Exercise description - Sort through the data and copy the lines holding the word "Northern".

[Figure data in JSON]
** Start **
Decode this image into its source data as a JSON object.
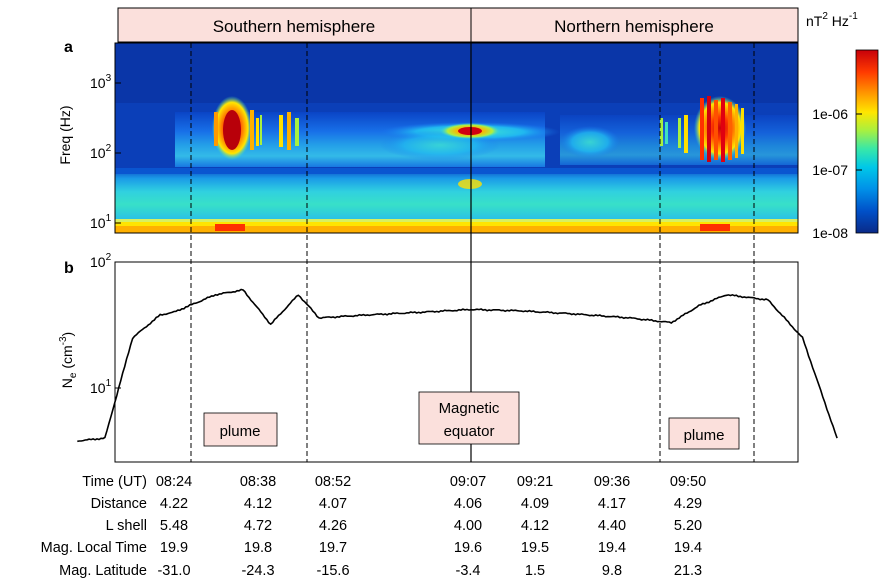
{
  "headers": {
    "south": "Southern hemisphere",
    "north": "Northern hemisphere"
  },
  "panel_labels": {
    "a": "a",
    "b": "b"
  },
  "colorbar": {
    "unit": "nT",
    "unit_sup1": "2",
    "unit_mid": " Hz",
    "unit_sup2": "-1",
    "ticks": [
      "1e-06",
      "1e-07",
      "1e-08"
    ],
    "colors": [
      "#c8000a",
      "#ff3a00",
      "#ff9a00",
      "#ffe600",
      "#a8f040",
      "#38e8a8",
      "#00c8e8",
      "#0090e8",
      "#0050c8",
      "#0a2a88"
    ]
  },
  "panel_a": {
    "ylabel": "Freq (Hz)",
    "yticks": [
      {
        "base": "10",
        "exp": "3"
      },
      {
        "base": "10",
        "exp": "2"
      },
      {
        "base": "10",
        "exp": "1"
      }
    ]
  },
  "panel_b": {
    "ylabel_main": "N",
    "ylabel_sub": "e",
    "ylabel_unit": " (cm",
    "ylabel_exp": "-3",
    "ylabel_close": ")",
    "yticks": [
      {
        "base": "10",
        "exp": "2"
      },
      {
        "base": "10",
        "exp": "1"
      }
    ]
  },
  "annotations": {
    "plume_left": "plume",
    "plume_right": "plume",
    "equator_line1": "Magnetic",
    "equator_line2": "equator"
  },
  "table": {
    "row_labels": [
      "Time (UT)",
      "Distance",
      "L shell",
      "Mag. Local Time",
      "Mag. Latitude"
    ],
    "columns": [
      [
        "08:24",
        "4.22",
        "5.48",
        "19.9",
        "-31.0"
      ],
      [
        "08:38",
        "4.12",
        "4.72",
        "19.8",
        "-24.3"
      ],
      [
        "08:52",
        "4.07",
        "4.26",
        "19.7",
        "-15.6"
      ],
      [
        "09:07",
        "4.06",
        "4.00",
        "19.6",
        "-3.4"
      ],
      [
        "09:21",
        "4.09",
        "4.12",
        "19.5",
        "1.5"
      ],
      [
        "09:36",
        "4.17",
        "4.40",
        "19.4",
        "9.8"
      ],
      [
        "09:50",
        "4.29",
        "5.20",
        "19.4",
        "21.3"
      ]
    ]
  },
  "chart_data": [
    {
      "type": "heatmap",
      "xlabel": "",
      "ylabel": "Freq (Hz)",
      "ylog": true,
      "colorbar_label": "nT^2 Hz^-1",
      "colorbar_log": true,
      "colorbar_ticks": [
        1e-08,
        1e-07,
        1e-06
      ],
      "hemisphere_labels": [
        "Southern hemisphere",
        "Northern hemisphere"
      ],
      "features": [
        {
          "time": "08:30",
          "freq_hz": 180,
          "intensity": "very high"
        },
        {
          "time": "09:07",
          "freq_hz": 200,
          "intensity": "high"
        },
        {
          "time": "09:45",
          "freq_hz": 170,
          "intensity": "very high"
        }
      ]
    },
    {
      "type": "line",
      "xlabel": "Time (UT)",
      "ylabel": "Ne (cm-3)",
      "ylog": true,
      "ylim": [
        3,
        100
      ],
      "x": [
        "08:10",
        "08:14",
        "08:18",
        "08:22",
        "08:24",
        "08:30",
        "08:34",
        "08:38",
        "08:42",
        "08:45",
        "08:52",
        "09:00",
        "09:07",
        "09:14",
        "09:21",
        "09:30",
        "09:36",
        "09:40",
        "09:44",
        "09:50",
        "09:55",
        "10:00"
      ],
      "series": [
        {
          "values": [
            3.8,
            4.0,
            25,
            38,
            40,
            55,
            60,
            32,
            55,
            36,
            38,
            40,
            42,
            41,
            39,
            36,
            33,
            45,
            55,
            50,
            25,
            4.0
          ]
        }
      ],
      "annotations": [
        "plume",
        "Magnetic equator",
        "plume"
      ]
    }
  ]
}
** End **
** Start **
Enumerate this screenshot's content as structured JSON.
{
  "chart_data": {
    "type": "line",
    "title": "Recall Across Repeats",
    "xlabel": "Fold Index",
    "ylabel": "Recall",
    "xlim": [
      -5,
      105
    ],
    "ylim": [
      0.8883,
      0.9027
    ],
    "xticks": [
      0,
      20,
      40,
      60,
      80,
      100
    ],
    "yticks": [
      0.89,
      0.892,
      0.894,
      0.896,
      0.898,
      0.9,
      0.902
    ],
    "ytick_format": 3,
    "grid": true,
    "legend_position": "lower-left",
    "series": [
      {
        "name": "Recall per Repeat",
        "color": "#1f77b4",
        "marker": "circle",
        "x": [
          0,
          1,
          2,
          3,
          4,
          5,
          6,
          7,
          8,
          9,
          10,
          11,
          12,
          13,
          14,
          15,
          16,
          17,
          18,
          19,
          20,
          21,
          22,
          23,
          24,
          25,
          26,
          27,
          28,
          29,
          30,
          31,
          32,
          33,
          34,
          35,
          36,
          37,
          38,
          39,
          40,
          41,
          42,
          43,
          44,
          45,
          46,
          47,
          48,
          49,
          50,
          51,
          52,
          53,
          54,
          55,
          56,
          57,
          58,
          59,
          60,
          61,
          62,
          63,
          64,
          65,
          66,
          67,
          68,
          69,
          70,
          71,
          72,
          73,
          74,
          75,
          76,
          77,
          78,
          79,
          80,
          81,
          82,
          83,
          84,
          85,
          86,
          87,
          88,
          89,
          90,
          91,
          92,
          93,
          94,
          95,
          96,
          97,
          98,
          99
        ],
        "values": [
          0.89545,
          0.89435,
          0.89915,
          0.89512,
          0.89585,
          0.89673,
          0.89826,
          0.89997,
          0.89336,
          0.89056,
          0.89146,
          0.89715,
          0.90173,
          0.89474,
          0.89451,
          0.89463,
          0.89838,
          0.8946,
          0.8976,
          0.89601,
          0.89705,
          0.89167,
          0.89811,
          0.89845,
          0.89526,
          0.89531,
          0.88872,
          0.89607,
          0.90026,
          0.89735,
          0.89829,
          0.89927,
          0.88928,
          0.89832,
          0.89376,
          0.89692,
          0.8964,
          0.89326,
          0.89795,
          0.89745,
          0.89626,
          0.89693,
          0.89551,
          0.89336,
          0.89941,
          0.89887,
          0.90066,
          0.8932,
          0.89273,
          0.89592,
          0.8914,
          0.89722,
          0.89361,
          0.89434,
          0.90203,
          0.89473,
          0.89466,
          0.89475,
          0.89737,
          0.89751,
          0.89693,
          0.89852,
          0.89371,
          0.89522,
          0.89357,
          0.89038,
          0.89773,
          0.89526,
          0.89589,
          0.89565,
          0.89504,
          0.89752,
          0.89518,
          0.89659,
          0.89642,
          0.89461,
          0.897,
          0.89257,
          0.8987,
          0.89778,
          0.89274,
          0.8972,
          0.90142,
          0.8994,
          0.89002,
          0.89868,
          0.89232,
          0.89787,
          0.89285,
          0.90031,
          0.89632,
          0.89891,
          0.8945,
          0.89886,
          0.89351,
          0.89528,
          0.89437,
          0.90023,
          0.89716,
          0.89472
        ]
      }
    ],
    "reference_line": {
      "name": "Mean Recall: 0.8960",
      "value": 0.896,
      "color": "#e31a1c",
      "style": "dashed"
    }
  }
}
** End **
The output -
    "north": "Northern hemisphere"
        "Northern hemisphere"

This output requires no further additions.